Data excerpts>
══════════

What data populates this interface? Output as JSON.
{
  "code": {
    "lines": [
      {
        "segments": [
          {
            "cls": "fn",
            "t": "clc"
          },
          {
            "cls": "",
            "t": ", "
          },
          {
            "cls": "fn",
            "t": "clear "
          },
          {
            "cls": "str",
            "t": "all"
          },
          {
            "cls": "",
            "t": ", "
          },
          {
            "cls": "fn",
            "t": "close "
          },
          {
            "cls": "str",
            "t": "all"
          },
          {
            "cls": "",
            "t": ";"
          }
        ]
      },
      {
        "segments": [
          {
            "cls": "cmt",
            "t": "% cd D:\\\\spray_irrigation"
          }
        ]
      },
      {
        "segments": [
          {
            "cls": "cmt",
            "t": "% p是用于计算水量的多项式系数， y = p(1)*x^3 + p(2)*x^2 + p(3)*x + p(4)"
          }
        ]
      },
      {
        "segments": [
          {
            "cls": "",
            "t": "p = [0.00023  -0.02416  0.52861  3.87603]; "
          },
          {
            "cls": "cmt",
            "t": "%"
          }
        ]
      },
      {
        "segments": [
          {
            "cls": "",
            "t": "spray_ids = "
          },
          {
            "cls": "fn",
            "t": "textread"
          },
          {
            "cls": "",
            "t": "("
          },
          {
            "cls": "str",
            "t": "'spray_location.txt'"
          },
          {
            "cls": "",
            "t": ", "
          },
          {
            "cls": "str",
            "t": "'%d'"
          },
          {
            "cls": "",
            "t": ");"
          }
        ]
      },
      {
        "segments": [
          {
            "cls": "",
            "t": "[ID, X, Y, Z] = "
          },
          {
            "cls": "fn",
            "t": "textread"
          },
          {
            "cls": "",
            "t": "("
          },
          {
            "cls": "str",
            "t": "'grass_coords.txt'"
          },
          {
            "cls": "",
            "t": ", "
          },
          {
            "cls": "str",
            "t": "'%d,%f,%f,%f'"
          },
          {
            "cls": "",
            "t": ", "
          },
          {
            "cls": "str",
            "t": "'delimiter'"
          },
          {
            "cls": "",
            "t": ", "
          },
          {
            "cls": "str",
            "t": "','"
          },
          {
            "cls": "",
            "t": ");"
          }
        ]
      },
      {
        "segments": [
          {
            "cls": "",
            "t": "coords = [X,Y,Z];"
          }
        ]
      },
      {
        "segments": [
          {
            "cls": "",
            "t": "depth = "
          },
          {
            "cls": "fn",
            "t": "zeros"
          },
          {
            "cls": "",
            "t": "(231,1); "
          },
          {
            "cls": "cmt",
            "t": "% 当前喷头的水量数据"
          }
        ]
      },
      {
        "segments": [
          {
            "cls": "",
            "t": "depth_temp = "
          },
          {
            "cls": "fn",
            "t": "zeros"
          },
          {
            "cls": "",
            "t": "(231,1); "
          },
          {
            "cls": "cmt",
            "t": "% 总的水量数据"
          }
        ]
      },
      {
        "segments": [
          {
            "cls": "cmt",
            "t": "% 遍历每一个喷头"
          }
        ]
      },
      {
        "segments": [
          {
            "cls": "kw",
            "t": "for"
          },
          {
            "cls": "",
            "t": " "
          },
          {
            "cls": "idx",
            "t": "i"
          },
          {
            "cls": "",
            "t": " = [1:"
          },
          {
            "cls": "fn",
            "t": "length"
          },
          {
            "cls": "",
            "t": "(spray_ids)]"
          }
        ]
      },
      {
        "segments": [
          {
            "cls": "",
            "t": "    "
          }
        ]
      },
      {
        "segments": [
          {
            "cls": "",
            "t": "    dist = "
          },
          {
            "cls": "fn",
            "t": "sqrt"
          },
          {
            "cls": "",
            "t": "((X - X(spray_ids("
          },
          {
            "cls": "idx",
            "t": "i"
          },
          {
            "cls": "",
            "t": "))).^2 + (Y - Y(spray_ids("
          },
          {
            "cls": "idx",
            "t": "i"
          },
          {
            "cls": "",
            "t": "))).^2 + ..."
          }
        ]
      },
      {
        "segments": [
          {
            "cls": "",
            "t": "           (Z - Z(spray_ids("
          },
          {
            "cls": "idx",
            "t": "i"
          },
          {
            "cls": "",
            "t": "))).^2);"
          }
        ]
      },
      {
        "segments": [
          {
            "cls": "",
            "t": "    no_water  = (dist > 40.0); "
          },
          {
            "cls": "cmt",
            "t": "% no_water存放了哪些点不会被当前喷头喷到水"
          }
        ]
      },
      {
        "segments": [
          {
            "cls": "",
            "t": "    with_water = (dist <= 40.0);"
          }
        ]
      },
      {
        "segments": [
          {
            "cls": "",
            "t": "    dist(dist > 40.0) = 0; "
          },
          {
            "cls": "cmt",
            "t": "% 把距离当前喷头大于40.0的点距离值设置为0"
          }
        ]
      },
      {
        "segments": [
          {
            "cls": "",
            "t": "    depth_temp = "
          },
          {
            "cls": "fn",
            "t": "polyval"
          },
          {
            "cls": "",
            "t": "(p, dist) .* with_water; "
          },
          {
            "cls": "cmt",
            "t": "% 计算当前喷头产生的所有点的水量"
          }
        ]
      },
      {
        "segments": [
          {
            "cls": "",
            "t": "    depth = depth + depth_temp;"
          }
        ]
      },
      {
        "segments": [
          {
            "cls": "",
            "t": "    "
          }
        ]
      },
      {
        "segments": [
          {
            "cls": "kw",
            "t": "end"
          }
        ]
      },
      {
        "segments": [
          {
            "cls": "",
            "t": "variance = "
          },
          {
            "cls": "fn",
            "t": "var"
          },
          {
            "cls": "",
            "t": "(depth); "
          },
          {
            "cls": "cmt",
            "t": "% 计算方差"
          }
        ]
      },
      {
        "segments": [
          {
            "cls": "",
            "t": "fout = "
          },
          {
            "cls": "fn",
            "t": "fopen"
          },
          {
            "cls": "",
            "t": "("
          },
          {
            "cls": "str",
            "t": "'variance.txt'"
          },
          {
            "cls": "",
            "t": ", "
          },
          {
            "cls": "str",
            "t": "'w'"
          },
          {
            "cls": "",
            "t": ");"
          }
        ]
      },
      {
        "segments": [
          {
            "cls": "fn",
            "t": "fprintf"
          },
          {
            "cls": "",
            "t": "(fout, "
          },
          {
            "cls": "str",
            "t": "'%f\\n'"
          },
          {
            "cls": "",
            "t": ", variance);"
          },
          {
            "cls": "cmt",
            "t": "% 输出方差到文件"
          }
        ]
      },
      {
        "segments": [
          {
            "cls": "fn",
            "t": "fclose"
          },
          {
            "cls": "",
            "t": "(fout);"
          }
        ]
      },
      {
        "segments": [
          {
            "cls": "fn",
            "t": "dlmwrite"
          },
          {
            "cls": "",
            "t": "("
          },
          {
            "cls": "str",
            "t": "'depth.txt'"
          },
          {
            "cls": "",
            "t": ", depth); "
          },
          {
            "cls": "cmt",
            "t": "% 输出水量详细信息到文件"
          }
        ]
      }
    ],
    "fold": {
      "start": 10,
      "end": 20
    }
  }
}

══════════

Take the lines above and print them exactly.

What data populates this interface? Output as JSON.
{
  "code": {
    "lines": [
      {
        "segments": [
          {
            "cls": "fn",
            "t": "clc"
          },
          {
            "cls": "",
            "t": ", "
          },
          {
            "cls": "fn",
            "t": "clear "
          },
          {
            "cls": "str",
            "t": "all"
          },
          {
            "cls": "",
            "t": ", "
          },
          {
            "cls": "fn",
            "t": "close "
          },
          {
            "cls": "str",
            "t": "all"
          },
          {
            "cls": "",
            "t": ";"
          }
        ]
      },
      {
        "segments": [
          {
            "cls": "cmt",
            "t": "% cd D:\\\\spray_irrigation"
          }
        ]
      },
      {
        "segments": [
          {
            "cls": "cmt",
            "t": "% p是用于计算水量的多项式系数， y = p(1)*x^3 + p(2)*x^2 + p(3)*x + p(4)"
          }
        ]
      },
      {
        "segments": [
          {
            "cls": "",
            "t": "p = [0.00023  -0.02416  0.52861  3.87603]; "
          },
          {
            "cls": "cmt",
            "t": "%"
          }
        ]
      },
      {
        "segments": [
          {
            "cls": "",
            "t": "spray_ids = "
          },
          {
            "cls": "fn",
            "t": "textread"
          },
          {
            "cls": "",
            "t": "("
          },
          {
            "cls": "str",
            "t": "'spray_location.txt'"
          },
          {
            "cls": "",
            "t": ", "
          },
          {
            "cls": "str",
            "t": "'%d'"
          },
          {
            "cls": "",
            "t": ");"
          }
        ]
      },
      {
        "segments": [
          {
            "cls": "",
            "t": "[ID, X, Y, Z] = "
          },
          {
            "cls": "fn",
            "t": "textread"
          },
          {
            "cls": "",
            "t": "("
          },
          {
            "cls": "str",
            "t": "'grass_coords.txt'"
          },
          {
            "cls": "",
            "t": ", "
          },
          {
            "cls": "str",
            "t": "'%d,%f,%f,%f'"
          },
          {
            "cls": "",
            "t": ", "
          },
          {
            "cls": "str",
            "t": "'delimiter'"
          },
          {
            "cls": "",
            "t": ", "
          },
          {
            "cls": "str",
            "t": "','"
          },
          {
            "cls": "",
            "t": ");"
          }
        ]
      },
      {
        "segments": [
          {
            "cls": "",
            "t": "coords = [X,Y,Z];"
          }
        ]
      },
      {
        "segments": [
          {
            "cls": "",
            "t": "depth = "
          },
          {
            "cls": "fn",
            "t": "zeros"
          },
          {
            "cls": "",
            "t": "(231,1); "
          },
          {
            "cls": "cmt",
            "t": "% 当前喷头的水量数据"
          }
        ]
      },
      {
        "segments": [
          {
            "cls": "",
            "t": "depth_temp = "
          },
          {
            "cls": "fn",
            "t": "zeros"
          },
          {
            "cls": "",
            "t": "(231,1); "
          },
          {
            "cls": "cmt",
            "t": "% 总的水量数据"
          }
        ]
      },
      {
        "segments": [
          {
            "cls": "cmt",
            "t": "% 遍历每一个喷头"
          }
        ]
      },
      {
        "segments": [
          {
            "cls": "kw",
            "t": "for"
          },
          {
            "cls": "",
            "t": " "
          },
          {
            "cls": "idx",
            "t": "i"
          },
          {
            "cls": "",
            "t": " = [1:"
          },
          {
            "cls": "fn",
            "t": "length"
          },
          {
            "cls": "",
            "t": "(spray_ids)]"
          }
        ]
      },
      {
        "segments": [
          {
            "cls": "",
            "t": "    "
          }
        ]
      },
      {
        "segments": [
          {
            "cls": "",
            "t": "    dist = "
          },
          {
            "cls": "fn",
            "t": "sqrt"
          },
          {
            "cls": "",
            "t": "((X - X(spray_ids("
          },
          {
            "cls": "idx",
            "t": "i"
          },
          {
            "cls": "",
            "t": "))).^2 + (Y - Y(spray_ids("
          },
          {
            "cls": "idx",
            "t": "i"
          },
          {
            "cls": "",
            "t": "))).^2 + ..."
          }
        ]
      },
      {
        "segments": [
          {
            "cls": "",
            "t": "           (Z - Z(spray_ids("
          },
          {
            "cls": "idx",
            "t": "i"
          },
          {
            "cls": "",
            "t": "))).^2);"
          }
        ]
      },
      {
        "segments": [
          {
            "cls": "",
            "t": "    no_water  = (dist > 40.0); "
          },
          {
            "cls": "cmt",
            "t": "% no_water存放了哪些点不会被当前喷头喷到水"
          }
        ]
      },
      {
        "segments": [
          {
            "cls": "",
            "t": "    with_water = (dist <= 40.0);"
          }
        ]
      },
      {
        "segments": [
          {
            "cls": "",
            "t": "    dist(dist > 40.0) = 0; "
          },
          {
            "cls": "cmt",
            "t": "% 把距离当前喷头大于40.0的点距离值设置为0"
          }
        ]
      },
      {
        "segments": [
          {
            "cls": "",
            "t": "    depth_temp = "
          },
          {
            "cls": "fn",
            "t": "polyval"
          },
          {
            "cls": "",
            "t": "(p, dist) .* with_water; "
          },
          {
            "cls": "cmt",
            "t": "% 计算当前喷头产生的所有点的水量"
          }
        ]
      },
      {
        "segments": [
          {
            "cls": "",
            "t": "    depth = depth + depth_temp;"
          }
        ]
      },
      {
        "segments": [
          {
            "cls": "",
            "t": "    "
          }
        ]
      },
      {
        "segments": [
          {
            "cls": "kw",
            "t": "end"
          }
        ]
      },
      {
        "segments": [
          {
            "cls": "",
            "t": "variance = "
          },
          {
            "cls": "fn",
            "t": "var"
          },
          {
            "cls": "",
            "t": "(depth); "
          },
          {
            "cls": "cmt",
            "t": "% 计算方差"
          }
        ]
      },
      {
        "segments": [
          {
            "cls": "",
            "t": "fout = "
          },
          {
            "cls": "fn",
            "t": "fopen"
          },
          {
            "cls": "",
            "t": "("
          },
          {
            "cls": "str",
            "t": "'variance.txt'"
          },
          {
            "cls": "",
            "t": ", "
          },
          {
            "cls": "str",
            "t": "'w'"
          },
          {
            "cls": "",
            "t": ");"
          }
        ]
      },
      {
        "segments": [
          {
            "cls": "fn",
            "t": "fprintf"
          },
          {
            "cls": "",
            "t": "(fout, "
          },
          {
            "cls": "str",
            "t": "'%f\\n'"
          },
          {
            "cls": "",
            "t": ", variance);"
          },
          {
            "cls": "cmt",
            "t": "% 输出方差到文件"
          }
        ]
      },
      {
        "segments": [
          {
            "cls": "fn",
            "t": "fclose"
          },
          {
            "cls": "",
            "t": "(fout);"
          }
        ]
      },
      {
        "segments": [
          {
            "cls": "fn",
            "t": "dlmwrite"
          },
          {
            "cls": "",
            "t": "("
          },
          {
            "cls": "str",
            "t": "'depth.txt'"
          },
          {
            "cls": "",
            "t": ", depth); "
          },
          {
            "cls": "cmt",
            "t": "% 输出水量详细信息到文件"
          }
        ]
      }
    ],
    "fold": {
      "start": 10,
      "end": 20
    }
  }
}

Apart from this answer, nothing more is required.